## DATASET EXTRACT
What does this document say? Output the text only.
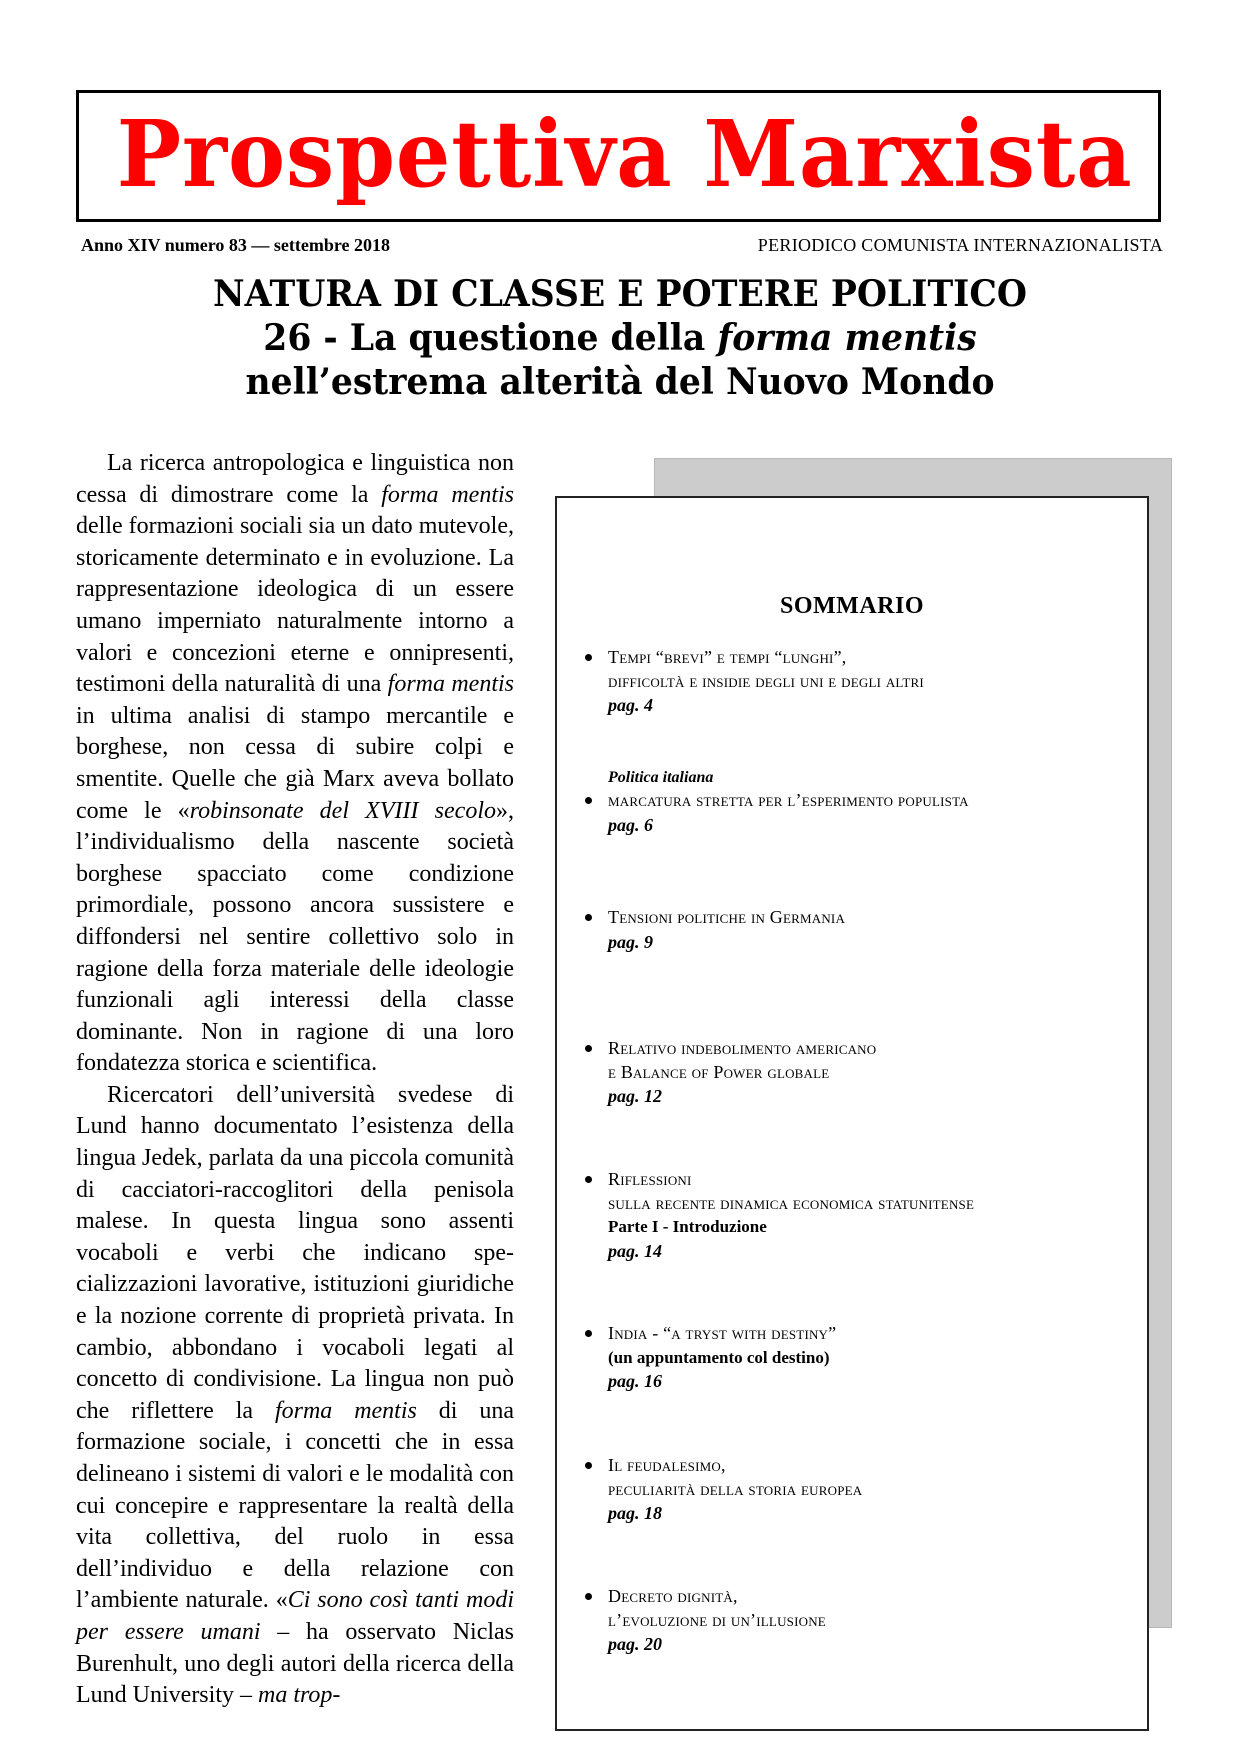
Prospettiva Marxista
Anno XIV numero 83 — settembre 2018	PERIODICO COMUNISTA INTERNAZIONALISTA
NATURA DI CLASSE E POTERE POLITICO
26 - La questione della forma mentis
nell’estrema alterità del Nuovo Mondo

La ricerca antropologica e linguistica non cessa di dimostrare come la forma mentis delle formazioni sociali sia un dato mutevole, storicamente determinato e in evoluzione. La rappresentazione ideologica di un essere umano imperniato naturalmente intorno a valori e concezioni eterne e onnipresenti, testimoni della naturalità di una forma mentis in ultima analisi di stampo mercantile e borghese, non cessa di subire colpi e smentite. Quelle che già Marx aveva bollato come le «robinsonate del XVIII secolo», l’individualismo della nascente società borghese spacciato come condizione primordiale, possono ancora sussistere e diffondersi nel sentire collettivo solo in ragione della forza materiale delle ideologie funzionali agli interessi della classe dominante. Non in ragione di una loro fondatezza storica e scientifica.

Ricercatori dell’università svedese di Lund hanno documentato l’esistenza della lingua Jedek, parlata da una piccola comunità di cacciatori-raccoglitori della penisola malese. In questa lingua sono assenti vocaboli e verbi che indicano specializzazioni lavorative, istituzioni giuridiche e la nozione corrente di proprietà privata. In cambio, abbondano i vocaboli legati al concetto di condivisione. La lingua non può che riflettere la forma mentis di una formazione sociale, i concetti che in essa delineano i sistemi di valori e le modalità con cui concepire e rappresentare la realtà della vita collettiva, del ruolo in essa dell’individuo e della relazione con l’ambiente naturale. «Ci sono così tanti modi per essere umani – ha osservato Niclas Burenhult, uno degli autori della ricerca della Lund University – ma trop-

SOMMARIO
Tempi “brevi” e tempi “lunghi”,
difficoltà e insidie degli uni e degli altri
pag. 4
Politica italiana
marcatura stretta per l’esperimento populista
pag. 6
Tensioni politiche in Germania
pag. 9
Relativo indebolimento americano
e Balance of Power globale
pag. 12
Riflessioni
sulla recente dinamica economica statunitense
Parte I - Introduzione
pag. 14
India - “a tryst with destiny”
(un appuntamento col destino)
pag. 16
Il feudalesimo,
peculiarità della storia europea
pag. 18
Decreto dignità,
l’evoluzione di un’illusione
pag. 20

## EXERCISE DETAILS
Repeat the records above exactly, omitting every picture.

## THE COMPLETED TASK
What does this document say? Output the text only.
Prospettiva Marxista
Anno XIV numero 83 — settembre 2018	PERIODICO COMUNISTA INTERNAZIONALISTA
NATURA DI CLASSE E POTERE POLITICO
26 - La questione della forma mentis
nell’estrema alterità del Nuovo Mondo

La ricerca antropologica e linguistica non cessa di dimostrare come la forma mentis delle formazioni sociali sia un dato mutevole, storicamente determinato e in evoluzione. La rappresentazione ideologica di un essere umano imperniato naturalmente intorno a valori e concezioni eterne e onnipresenti, testimoni della naturalità di una forma mentis in ultima analisi di stampo mercantile e borghese, non cessa di subire colpi e smentite. Quelle che già Marx aveva bollato come le «robinsonate del XVIII secolo», l’individualismo della nascente società borghese spacciato come condizione primordiale, possono ancora sussistere e diffondersi nel sentire collettivo solo in ragione della forza materiale delle ideologie funzionali agli interessi della classe dominante. Non in ragione di una loro fondatezza storica e scientifica.

Ricercatori dell’università svedese di Lund hanno documentato l’esistenza della lingua Jedek, parlata da una piccola comunità di cacciatori-raccoglitori della penisola malese. In questa lingua sono assenti vocaboli e verbi che indicano specializzazioni lavorative, istituzioni giuridiche e la nozione corrente di proprietà privata. In cambio, abbondano i vocaboli legati al concetto di condivisione. La lingua non può che riflettere la forma mentis di una formazione sociale, i concetti che in essa delineano i sistemi di valori e le modalità con cui concepire e rappresentare la realtà della vita collettiva, del ruolo in essa dell’individuo e della relazione con l’ambiente naturale. «Ci sono così tanti modi per essere umani – ha osservato Niclas Burenhult, uno degli autori della ricerca della Lund University – ma trop-

SOMMARIO
Tempi “brevi” e tempi “lunghi”,
difficoltà e insidie degli uni e degli altri
pag. 4
Politica italiana
marcatura stretta per l’esperimento populista
pag. 6
Tensioni politiche in Germania
pag. 9
Relativo indebolimento americano
e Balance of Power globale
pag. 12
Riflessioni
sulla recente dinamica economica statunitense
Parte I - Introduzione
pag. 14
India - “a tryst with destiny”
(un appuntamento col destino)
pag. 16
Il feudalesimo,
peculiarità della storia europea
pag. 18
Decreto dignità,
l’evoluzione di un’illusione
pag. 20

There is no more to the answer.